* [SHORT TASK]
Locate the word "spacing" in the data below, then copy every line that holds it.

◆ ◆ ◆ ◆

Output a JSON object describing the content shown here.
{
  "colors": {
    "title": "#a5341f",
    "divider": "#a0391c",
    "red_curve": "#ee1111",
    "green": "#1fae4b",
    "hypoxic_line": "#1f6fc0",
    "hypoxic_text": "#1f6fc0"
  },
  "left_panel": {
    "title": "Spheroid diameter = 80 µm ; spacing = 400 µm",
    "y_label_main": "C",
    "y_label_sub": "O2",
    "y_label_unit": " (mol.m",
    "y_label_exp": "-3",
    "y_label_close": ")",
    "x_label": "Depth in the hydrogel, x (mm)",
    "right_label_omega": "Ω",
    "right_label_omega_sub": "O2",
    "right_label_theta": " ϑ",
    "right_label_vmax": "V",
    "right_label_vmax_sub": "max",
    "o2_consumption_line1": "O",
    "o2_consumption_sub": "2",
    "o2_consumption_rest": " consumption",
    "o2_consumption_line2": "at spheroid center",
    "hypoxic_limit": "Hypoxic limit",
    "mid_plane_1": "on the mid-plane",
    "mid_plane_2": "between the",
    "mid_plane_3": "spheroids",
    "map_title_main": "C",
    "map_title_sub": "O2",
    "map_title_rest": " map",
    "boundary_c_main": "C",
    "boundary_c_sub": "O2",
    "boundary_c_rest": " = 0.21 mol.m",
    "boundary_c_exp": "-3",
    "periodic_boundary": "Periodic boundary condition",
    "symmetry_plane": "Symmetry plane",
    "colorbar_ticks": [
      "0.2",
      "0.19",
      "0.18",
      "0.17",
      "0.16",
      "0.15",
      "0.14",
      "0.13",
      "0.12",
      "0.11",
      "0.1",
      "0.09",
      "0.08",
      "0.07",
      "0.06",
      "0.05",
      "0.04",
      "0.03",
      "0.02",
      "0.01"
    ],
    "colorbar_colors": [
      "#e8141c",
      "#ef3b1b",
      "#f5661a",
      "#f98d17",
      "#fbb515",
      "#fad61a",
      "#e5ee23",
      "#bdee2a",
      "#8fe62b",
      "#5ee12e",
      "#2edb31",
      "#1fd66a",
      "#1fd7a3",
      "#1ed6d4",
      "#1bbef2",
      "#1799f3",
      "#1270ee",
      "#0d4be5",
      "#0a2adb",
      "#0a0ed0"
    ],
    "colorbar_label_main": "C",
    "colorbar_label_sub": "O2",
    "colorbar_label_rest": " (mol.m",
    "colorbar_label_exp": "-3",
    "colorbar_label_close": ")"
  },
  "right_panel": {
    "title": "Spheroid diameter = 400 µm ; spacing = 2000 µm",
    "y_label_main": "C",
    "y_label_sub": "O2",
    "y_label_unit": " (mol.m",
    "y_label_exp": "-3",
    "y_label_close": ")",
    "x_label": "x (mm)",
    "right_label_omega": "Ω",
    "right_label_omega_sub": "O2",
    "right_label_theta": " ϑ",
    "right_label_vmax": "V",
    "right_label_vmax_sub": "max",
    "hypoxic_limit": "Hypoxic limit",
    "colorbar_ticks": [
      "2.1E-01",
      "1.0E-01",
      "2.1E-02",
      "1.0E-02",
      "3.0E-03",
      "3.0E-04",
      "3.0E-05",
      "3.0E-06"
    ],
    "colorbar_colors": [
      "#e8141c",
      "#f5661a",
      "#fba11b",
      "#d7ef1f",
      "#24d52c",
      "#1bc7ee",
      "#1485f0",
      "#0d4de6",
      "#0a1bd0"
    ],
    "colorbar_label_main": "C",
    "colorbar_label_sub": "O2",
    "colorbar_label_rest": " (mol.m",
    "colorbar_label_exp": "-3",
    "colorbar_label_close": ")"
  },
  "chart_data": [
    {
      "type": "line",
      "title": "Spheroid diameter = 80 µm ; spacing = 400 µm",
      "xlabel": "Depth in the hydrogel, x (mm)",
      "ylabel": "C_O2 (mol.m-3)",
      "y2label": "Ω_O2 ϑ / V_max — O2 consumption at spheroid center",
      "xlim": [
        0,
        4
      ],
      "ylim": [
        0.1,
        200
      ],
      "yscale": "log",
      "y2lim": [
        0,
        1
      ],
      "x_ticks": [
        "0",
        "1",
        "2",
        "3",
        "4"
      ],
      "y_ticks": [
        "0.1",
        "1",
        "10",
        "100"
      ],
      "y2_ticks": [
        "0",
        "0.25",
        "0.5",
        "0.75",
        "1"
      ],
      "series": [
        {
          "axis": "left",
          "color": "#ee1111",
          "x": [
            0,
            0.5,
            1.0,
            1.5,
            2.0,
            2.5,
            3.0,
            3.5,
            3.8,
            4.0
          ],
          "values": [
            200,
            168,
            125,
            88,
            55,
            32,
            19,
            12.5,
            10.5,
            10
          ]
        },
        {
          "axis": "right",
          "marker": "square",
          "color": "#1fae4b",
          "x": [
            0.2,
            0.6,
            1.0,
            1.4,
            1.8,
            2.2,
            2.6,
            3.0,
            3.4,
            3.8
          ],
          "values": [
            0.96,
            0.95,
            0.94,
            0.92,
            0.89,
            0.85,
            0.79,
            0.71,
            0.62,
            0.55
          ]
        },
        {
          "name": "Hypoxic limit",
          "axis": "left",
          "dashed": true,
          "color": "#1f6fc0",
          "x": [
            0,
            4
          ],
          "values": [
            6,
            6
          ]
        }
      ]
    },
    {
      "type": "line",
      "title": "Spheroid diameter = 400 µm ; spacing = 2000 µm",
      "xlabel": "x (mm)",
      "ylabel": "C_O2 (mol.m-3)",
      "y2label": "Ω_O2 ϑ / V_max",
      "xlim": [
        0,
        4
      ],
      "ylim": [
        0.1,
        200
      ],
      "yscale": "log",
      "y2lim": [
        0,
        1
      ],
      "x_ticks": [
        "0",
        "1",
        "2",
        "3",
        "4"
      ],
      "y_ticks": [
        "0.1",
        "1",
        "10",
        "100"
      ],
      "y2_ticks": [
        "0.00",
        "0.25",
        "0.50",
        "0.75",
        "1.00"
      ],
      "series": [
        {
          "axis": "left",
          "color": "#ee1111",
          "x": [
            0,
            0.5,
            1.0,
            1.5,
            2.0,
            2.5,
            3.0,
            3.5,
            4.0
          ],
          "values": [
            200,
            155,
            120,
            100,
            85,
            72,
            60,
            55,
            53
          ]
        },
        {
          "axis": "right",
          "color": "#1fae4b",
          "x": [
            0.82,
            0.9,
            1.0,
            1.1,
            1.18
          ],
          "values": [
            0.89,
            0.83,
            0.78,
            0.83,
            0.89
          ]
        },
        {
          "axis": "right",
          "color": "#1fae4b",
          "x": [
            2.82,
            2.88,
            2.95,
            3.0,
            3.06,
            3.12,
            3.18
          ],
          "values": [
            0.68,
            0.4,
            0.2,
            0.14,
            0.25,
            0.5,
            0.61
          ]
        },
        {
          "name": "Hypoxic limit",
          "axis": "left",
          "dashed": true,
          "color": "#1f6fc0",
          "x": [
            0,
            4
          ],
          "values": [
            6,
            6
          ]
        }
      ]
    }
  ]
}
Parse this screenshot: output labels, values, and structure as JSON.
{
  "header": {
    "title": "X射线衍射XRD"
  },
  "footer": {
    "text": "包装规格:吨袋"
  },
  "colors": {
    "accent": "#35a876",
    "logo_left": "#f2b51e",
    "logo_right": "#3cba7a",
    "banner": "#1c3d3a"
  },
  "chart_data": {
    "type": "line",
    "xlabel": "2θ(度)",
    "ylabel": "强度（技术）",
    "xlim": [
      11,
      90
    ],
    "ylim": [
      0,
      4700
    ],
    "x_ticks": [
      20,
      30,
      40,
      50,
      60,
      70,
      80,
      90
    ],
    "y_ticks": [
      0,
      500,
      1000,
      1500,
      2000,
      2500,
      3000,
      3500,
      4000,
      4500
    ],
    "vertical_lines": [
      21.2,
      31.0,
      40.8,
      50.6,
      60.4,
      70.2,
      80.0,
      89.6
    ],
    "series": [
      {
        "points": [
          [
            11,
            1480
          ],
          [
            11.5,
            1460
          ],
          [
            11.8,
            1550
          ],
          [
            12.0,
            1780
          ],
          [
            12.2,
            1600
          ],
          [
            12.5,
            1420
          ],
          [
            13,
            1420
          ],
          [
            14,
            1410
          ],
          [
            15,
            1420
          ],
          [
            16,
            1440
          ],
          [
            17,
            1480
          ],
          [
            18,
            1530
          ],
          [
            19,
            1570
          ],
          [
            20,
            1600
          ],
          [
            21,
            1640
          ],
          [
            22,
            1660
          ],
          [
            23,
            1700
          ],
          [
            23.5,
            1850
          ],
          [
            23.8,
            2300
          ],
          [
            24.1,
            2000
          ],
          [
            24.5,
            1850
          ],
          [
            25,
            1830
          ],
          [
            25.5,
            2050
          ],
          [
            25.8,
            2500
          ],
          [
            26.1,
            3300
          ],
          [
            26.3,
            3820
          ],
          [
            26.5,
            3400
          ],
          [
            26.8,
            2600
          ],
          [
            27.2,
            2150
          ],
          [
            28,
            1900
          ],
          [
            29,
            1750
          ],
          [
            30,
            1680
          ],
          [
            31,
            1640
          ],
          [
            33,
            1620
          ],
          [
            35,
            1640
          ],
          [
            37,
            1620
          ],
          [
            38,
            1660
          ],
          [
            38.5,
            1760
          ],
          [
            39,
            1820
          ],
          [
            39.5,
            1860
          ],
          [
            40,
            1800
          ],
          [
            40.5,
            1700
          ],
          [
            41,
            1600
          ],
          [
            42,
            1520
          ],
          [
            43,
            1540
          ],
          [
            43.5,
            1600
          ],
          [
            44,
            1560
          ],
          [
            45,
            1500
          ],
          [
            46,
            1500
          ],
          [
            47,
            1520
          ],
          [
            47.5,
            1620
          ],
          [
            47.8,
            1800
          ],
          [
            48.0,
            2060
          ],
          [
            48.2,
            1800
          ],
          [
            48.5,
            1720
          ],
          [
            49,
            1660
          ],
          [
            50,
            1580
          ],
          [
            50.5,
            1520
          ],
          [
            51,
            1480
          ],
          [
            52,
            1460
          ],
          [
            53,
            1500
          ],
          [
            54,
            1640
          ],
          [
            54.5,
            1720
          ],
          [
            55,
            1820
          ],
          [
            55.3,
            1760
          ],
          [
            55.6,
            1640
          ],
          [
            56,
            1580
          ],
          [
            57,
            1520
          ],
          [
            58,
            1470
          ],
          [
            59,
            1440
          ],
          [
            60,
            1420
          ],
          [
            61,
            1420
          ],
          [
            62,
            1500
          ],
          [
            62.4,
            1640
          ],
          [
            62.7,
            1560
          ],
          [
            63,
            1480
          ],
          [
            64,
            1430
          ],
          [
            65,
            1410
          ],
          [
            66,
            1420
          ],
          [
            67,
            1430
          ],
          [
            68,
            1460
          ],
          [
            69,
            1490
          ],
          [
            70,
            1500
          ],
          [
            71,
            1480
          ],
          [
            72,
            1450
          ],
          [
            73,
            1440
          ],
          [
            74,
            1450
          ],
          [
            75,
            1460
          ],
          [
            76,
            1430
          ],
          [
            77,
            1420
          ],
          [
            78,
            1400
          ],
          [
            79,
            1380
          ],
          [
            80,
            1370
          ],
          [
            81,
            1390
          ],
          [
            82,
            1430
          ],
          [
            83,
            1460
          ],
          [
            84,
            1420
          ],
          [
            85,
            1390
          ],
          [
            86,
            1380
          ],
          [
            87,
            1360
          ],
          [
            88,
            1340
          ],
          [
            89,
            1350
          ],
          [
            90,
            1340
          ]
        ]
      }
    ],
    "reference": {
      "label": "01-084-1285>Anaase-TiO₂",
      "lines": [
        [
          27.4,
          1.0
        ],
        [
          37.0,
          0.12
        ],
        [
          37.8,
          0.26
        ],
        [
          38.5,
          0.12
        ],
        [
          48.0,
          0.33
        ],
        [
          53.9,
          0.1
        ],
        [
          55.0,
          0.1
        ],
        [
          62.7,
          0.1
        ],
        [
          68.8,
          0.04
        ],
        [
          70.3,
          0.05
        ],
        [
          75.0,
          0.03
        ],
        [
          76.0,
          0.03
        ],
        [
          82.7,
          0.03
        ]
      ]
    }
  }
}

◆ ◆ ◆ ◆

* [SOLUTION TO THIS EXERCISE]
    "title": "Spheroid diameter = 80 µm ; spacing = 400 µm",
    "title": "Spheroid diameter = 400 µm ; spacing = 2000 µm",
      "title": "Spheroid diameter = 80 µm ; spacing = 400 µm",
      "title": "Spheroid diameter = 400 µm ; spacing = 2000 µm",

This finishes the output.